Work required ▸ Retype the whole listing below, character for character.

Input material ▸
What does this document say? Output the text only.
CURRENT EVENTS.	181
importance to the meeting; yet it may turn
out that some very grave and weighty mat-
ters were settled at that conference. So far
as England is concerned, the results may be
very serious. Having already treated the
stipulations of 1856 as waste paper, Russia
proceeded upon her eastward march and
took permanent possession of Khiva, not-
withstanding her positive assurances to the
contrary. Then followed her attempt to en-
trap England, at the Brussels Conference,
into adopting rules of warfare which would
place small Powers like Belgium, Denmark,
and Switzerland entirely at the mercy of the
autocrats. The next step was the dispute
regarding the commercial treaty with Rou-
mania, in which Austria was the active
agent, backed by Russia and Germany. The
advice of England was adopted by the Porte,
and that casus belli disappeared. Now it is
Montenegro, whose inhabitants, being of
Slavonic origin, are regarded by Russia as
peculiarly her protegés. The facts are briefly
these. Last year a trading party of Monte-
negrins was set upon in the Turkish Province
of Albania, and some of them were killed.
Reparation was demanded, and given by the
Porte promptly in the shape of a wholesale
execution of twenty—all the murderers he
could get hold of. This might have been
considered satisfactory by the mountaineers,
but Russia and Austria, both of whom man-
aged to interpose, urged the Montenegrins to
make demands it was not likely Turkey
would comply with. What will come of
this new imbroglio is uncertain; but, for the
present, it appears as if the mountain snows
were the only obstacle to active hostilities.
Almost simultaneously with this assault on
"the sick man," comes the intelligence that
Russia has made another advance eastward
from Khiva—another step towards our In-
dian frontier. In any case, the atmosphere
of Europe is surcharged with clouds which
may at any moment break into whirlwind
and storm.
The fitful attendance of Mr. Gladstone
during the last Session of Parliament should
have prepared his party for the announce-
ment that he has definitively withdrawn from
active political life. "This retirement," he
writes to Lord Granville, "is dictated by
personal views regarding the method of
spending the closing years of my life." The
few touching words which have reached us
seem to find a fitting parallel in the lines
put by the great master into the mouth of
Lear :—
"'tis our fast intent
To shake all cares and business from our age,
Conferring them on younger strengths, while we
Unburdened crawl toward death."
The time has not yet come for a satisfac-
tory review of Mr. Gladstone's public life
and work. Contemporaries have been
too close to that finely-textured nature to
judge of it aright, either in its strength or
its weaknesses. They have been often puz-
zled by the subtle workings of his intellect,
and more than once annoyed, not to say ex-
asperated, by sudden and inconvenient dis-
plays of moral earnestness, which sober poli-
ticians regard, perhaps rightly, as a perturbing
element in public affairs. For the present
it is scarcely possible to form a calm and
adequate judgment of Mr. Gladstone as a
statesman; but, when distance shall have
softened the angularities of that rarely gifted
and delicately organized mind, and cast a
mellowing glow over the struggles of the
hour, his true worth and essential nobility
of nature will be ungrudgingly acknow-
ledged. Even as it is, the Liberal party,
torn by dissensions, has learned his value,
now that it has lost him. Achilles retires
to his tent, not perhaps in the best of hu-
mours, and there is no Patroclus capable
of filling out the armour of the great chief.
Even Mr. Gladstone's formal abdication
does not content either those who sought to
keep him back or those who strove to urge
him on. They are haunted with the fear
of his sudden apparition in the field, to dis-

Complete response ▸
What does this document say? Output the text only.
CURRENT EVENTS.	181
importance to the meeting; yet it may turn
out that some very grave and weighty mat-
ters were settled at that conference. So far
as England is concerned, the results may be
very serious. Having already treated the
stipulations of 1856 as waste paper, Russia
proceeded upon her eastward march and
took permanent possession of Khiva, not-
withstanding her positive assurances to the
contrary. Then followed her attempt to en-
trap England, at the Brussels Conference,
into adopting rules of warfare which would
place small Powers like Belgium, Denmark,
and Switzerland entirely at the mercy of the
autocrats. The next step was the dispute
regarding the commercial treaty with Rou-
mania, in which Austria was the active
agent, backed by Russia and Germany. The
advice of England was adopted by the Porte,
and that casus belli disappeared. Now it is
Montenegro, whose inhabitants, being of
Slavonic origin, are regarded by Russia as
peculiarly her protegés. The facts are briefly
these. Last year a trading party of Monte-
negrins was set upon in the Turkish Province
of Albania, and some of them were killed.
Reparation was demanded, and given by the
Porte promptly in the shape of a wholesale
execution of twenty—all the murderers he
could get hold of. This might have been
considered satisfactory by the mountaineers,
but Russia and Austria, both of whom man-
aged to interpose, urged the Montenegrins to
make demands it was not likely Turkey
would comply with. What will come of
this new imbroglio is uncertain; but, for the
present, it appears as if the mountain snows
were the only obstacle to active hostilities.
Almost simultaneously with this assault on
"the sick man," comes the intelligence that
Russia has made another advance eastward
from Khiva—another step towards our In-
dian frontier. In any case, the atmosphere
of Europe is surcharged with clouds which
may at any moment break into whirlwind
and storm.
The fitful attendance of Mr. Gladstone
during the last Session of Parliament should
have prepared his party for the announce-
ment that he has definitively withdrawn from
active political life. "This retirement," he
writes to Lord Granville, "is dictated by
personal views regarding the method of
spending the closing years of my life." The
few touching words which have reached us
seem to find a fitting parallel in the lines
put by the great master into the mouth of
Lear :—
"'tis our fast intent
To shake all cares and business from our age,
Conferring them on younger strengths, while we
Unburdened crawl toward death."
The time has not yet come for a satisfac-
tory review of Mr. Gladstone's public life
and work. Contemporaries have been
too close to that finely-textured nature to
judge of it aright, either in its strength or
its weaknesses. They have been often puz-
zled by the subtle workings of his intellect,
and more than once annoyed, not to say ex-
asperated, by sudden and inconvenient dis-
plays of moral earnestness, which sober poli-
ticians regard, perhaps rightly, as a perturbing
element in public affairs. For the present
it is scarcely possible to form a calm and
adequate judgment of Mr. Gladstone as a
statesman; but, when distance shall have
softened the angularities of that rarely gifted
and delicately organized mind, and cast a
mellowing glow over the struggles of the
hour, his true worth and essential nobility
of nature will be ungrudgingly acknow-
ledged. Even as it is, the Liberal party,
torn by dissensions, has learned his value,
now that it has lost him. Achilles retires
to his tent, not perhaps in the best of hu-
mours, and there is no Patroclus capable
of filling out the armour of the great chief.
Even Mr. Gladstone's formal abdication
does not content either those who sought to
keep him back or those who strove to urge
him on. They are haunted with the fear
of his sudden apparition in the field, to dis-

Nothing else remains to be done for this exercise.